>> begin

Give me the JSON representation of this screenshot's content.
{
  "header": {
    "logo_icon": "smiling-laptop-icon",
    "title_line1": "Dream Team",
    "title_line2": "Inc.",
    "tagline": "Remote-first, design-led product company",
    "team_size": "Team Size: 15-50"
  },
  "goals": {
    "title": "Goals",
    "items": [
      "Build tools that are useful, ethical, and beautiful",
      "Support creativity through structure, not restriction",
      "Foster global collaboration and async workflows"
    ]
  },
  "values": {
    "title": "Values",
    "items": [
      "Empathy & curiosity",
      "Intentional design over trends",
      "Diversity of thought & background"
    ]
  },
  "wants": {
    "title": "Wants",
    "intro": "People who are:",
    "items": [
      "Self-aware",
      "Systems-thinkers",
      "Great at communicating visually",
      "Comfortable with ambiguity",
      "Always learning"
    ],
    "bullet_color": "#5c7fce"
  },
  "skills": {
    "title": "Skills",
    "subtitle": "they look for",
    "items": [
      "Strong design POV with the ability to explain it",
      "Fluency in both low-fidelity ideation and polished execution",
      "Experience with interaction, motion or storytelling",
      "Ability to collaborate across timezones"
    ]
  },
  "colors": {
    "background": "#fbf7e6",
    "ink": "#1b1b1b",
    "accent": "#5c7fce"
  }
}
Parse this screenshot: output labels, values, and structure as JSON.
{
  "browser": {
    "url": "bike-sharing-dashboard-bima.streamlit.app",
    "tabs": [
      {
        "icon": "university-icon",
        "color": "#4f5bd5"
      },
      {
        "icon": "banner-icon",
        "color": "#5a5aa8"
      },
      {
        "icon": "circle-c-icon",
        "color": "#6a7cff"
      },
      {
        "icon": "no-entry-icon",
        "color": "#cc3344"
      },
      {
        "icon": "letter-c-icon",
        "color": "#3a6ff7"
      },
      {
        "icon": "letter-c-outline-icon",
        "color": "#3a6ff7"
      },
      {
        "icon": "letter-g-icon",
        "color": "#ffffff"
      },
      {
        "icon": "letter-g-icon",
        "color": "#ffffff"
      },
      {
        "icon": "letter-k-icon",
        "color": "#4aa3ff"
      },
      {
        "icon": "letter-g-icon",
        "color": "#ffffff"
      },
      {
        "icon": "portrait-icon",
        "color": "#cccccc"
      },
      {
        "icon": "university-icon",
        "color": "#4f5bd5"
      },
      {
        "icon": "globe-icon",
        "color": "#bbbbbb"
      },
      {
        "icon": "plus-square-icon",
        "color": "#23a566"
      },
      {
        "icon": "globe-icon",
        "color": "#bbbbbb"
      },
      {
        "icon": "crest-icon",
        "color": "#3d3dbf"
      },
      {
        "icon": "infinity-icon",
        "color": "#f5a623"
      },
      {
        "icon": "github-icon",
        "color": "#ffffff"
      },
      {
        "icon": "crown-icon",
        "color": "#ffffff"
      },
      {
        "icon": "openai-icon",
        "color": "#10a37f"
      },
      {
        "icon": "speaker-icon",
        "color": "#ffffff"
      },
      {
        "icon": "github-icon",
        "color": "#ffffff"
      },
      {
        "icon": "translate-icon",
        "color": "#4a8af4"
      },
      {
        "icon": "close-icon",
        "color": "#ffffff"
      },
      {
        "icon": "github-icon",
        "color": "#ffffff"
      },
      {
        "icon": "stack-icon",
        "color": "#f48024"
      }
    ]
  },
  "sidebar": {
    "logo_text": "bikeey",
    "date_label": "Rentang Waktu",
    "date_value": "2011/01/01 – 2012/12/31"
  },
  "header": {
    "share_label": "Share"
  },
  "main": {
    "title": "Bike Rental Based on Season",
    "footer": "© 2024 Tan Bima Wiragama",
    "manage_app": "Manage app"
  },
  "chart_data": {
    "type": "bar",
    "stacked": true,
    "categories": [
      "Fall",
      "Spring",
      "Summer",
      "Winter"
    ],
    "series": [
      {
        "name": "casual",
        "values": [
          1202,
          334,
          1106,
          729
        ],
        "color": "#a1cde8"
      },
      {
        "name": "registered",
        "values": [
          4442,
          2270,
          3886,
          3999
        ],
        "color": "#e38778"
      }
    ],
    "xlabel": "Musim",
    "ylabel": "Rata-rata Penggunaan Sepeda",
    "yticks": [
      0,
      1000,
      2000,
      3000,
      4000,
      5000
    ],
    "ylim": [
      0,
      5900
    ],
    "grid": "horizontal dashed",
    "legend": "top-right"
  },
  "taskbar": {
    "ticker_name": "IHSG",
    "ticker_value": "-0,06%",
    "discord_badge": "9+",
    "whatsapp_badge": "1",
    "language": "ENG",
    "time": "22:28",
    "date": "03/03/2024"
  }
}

>> end

Short task ->
Write only the number of lines in the data above that include "with".

Result for this task ->
3